====== DATA IN THIS EXERCISE

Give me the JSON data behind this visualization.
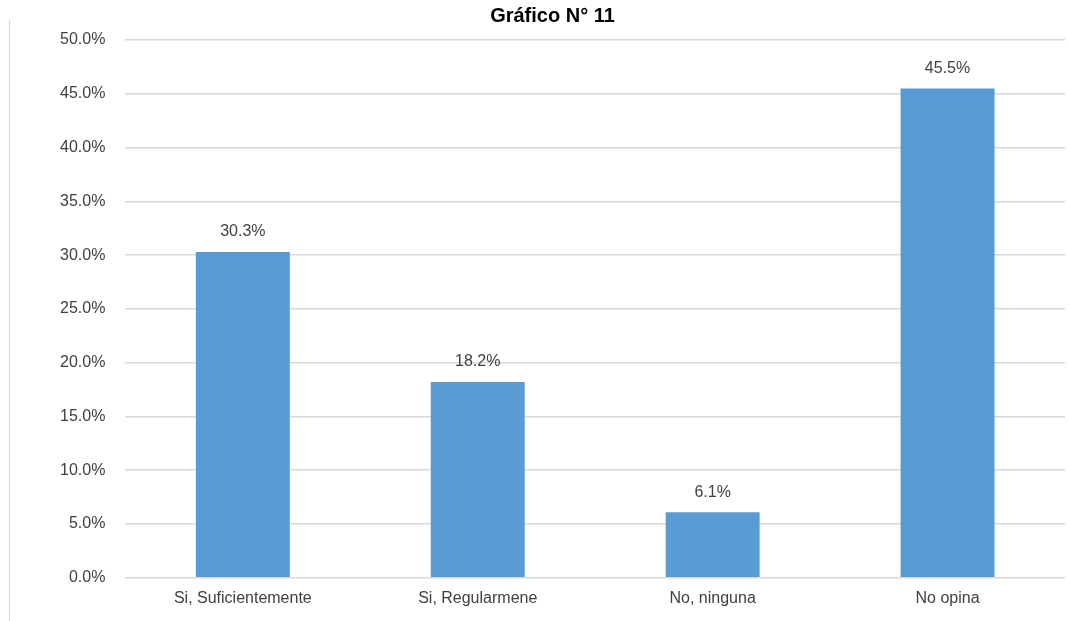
{
  "chart_data": {
    "type": "bar",
    "title": "Gráfico N° 11",
    "categories": [
      "Si, Suficientemente",
      "Si, Regularmene",
      "No, ninguna",
      "No opina"
    ],
    "values": [
      30.3,
      18.2,
      6.1,
      45.5
    ],
    "color": "#5b9bd5",
    "value_labels": [
      "30.3%",
      "18.2%",
      "6.1%",
      "45.5%"
    ],
    "ylim": [
      0,
      50
    ],
    "yticks": [
      {
        "value": 0,
        "label": "0.0%"
      },
      {
        "value": 5,
        "label": "5.0%"
      },
      {
        "value": 10,
        "label": "10.0%"
      },
      {
        "value": 15,
        "label": "15.0%"
      },
      {
        "value": 20,
        "label": "20.0%"
      },
      {
        "value": 25,
        "label": "25.0%"
      },
      {
        "value": 30,
        "label": "30.0%"
      },
      {
        "value": 35,
        "label": "35.0%"
      },
      {
        "value": 40,
        "label": "40.0%"
      },
      {
        "value": 45,
        "label": "45.0%"
      },
      {
        "value": 50,
        "label": "50.0%"
      }
    ],
    "grid": "y",
    "legend": false
  }
}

============

WHAT TO PRODUCE:
Every entry above is to be set down exactly; the pictures are to be left out.

ANSWER TO THIS EXERCISE:
Give me the JSON data behind this visualization.
{
  "chart_data": {
    "type": "bar",
    "title": "Gráfico N° 11",
    "categories": [
      "Si, Suficientemente",
      "Si, Regularmene",
      "No, ninguna",
      "No opina"
    ],
    "values": [
      30.3,
      18.2,
      6.1,
      45.5
    ],
    "color": "#5b9bd5",
    "value_labels": [
      "30.3%",
      "18.2%",
      "6.1%",
      "45.5%"
    ],
    "ylim": [
      0,
      50
    ],
    "yticks": [
      {
        "value": 0,
        "label": "0.0%"
      },
      {
        "value": 5,
        "label": "5.0%"
      },
      {
        "value": 10,
        "label": "10.0%"
      },
      {
        "value": 15,
        "label": "15.0%"
      },
      {
        "value": 20,
        "label": "20.0%"
      },
      {
        "value": 25,
        "label": "25.0%"
      },
      {
        "value": 30,
        "label": "30.0%"
      },
      {
        "value": 35,
        "label": "35.0%"
      },
      {
        "value": 40,
        "label": "40.0%"
      },
      {
        "value": 45,
        "label": "45.0%"
      },
      {
        "value": 50,
        "label": "50.0%"
      }
    ],
    "grid": "y",
    "legend": false
  }
}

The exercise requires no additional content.